Le panache à la française ou la pudeur de l'héroïsme

« Le nez de Cyrano, s'il eût été plus court, toute la face de la littérature française aurait changé ».
Difficile ne pas céder à la tentation de pasticher et reprendre à son compte la fameuse anacoluthe de Blaise Pascal une fois qu'on a refermé le livre d'Edmond Rostand, sachant à quel point ce qu'on tient entre les mains relève du chef d’œuvre.

Comme vous l'avez sans doute deviné, nous allons ici aborder la pièce de théâtre "Cyrano de Bergerac", sans doute l'une des plus mémorables que nous ait léguée le dramaturge français.
Le reste de ses écrits, souvent éclipsé par le succès éblouissant qu'a rencontré sa pièce maîtresse, mérite pourtant qu'on s'y attarde également, des "Romanesques", comédie versifiée en trois actes mettant en scène les machinations de deux pères prétendument ennemis, à "La Dernière Nuit de Don Juan", qui confère à ce mythe entre autres popularisé par Molière une profondeur inattendue en confrontant le personnage au vide désespérant de son existence. On pourrait enfin citer "L'Aiglon", qui revient sur la vie tragique du fils de Napoléon Ier.
|---|
## Actions à réaliser:
(A) Indiquez si chacune des affirmations suivantes concorde avec l'extrait fourni, en répondant par oui ou par non et en citant à l'identique les mots de l'extrait qui tranchent la question : (i) l'extrait attribue une anacoluthe célèbre à Blaise Pascal ; (ii) « Les Romanesques » est présentée comme une comédie en cinq actes ; (iii) « L'Aiglon » porte sur la vie du fils de Napoléon Ier.
(B) Extrayez sans aucune modification les lignes des enregistrements depuis leur toute première ligne jusqu'à celle qui contient "nav-item-pdv[interactable]: PdV <box>1098", en incluant la première comme la dernière, et rien d'autre.
|---|
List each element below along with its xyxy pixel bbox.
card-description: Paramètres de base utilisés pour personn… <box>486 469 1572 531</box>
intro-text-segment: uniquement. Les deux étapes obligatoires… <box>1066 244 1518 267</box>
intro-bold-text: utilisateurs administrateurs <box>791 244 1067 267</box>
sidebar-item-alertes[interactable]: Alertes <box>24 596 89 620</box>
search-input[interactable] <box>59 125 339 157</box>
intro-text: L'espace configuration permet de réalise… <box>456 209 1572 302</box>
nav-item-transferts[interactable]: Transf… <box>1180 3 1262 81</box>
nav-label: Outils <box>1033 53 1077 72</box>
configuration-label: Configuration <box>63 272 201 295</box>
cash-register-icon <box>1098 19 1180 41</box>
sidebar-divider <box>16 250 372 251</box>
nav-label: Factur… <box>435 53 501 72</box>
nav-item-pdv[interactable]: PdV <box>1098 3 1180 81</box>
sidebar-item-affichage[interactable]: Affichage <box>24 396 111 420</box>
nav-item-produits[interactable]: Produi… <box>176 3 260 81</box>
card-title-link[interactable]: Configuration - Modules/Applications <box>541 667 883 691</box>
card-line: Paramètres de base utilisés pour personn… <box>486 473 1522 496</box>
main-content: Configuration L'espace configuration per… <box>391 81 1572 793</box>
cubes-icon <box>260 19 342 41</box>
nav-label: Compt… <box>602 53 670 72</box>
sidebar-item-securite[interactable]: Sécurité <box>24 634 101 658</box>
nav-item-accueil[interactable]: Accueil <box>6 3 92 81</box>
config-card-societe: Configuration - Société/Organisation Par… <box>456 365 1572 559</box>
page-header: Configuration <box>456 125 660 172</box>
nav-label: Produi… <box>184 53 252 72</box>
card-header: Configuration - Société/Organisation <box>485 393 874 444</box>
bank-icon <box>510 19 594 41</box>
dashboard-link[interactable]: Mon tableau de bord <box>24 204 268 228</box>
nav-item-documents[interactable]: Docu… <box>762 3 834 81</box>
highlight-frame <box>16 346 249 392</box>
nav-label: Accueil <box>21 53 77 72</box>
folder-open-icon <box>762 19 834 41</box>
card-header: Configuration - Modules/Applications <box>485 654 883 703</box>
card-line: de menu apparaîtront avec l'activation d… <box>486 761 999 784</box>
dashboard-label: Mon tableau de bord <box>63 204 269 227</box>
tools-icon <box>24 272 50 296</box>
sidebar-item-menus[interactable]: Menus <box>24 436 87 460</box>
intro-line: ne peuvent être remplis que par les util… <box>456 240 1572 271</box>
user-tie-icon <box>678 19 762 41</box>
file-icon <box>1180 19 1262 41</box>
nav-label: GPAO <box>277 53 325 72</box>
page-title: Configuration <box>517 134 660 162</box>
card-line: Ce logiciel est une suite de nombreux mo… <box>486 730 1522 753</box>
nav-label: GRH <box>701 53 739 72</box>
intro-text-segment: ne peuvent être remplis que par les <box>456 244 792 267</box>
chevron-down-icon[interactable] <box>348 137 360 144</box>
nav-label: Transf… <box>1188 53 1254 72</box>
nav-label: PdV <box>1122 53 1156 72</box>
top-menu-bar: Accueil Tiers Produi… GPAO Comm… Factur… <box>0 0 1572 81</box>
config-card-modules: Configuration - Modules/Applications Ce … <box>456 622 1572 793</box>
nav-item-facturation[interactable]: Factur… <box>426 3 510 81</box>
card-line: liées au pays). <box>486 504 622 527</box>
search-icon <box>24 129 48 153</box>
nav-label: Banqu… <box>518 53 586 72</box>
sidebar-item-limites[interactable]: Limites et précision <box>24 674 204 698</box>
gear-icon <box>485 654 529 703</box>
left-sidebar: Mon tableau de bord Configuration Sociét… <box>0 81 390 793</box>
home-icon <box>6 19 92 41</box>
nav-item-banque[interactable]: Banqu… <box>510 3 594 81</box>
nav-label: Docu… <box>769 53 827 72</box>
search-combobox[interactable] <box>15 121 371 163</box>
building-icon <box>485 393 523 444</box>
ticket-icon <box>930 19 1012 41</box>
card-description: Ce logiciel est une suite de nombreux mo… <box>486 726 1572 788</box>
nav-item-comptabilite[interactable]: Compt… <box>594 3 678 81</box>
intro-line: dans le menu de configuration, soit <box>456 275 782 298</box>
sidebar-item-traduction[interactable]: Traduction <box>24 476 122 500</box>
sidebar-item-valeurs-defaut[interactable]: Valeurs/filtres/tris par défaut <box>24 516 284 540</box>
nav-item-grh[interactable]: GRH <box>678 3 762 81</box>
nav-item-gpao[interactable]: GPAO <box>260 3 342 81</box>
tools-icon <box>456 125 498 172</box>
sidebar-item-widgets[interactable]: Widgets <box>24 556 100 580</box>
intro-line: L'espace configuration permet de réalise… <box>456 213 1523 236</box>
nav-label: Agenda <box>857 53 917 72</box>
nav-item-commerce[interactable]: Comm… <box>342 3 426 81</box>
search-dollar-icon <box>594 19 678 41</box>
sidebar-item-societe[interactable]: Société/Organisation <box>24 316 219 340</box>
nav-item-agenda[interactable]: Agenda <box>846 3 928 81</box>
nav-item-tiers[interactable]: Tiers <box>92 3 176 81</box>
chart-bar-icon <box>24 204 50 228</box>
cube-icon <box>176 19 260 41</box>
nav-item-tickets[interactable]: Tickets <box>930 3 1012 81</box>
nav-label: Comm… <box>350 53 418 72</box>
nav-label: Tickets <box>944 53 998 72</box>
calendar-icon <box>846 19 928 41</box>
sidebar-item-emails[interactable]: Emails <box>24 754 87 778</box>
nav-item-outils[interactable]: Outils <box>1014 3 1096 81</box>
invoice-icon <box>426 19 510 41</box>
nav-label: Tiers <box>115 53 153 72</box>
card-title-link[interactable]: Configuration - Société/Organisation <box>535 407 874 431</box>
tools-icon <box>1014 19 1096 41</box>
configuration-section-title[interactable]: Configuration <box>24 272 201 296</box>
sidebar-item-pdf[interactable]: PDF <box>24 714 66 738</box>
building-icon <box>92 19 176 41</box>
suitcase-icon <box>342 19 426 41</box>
|---|
## Réponses attendues:
(A)
(i) Oui : « la fameuse anacoluthe de Blaise Pascal ».
(ii) Non : « comédie versifiée en trois actes ».
(iii) Oui : « qui revient sur la vie tragique du fils de Napoléon Ier ».

(B)
List each element below along with its xyxy pixel bbox.
card-description: Paramètres de base utilisés pour personn… <box>486 469 1572 531</box>
intro-text-segment: uniquement. Les deux étapes obligatoires… <box>1066 244 1518 267</box>
intro-bold-text: utilisateurs administrateurs <box>791 244 1067 267</box>
sidebar-item-alertes[interactable]: Alertes <box>24 596 89 620</box>
search-input[interactable] <box>59 125 339 157</box>
intro-text: L'espace configuration permet de réalise… <box>456 209 1572 302</box>
nav-item-transferts[interactable]: Transf… <box>1180 3 1262 81</box>
nav-label: Outils <box>1033 53 1077 72</box>
configuration-label: Configuration <box>63 272 201 295</box>
cash-register-icon <box>1098 19 1180 41</box>
sidebar-divider <box>16 250 372 251</box>
nav-label: Factur… <box>435 53 501 72</box>
nav-item-pdv[interactable]: PdV <box>1098 3 1180 81</box>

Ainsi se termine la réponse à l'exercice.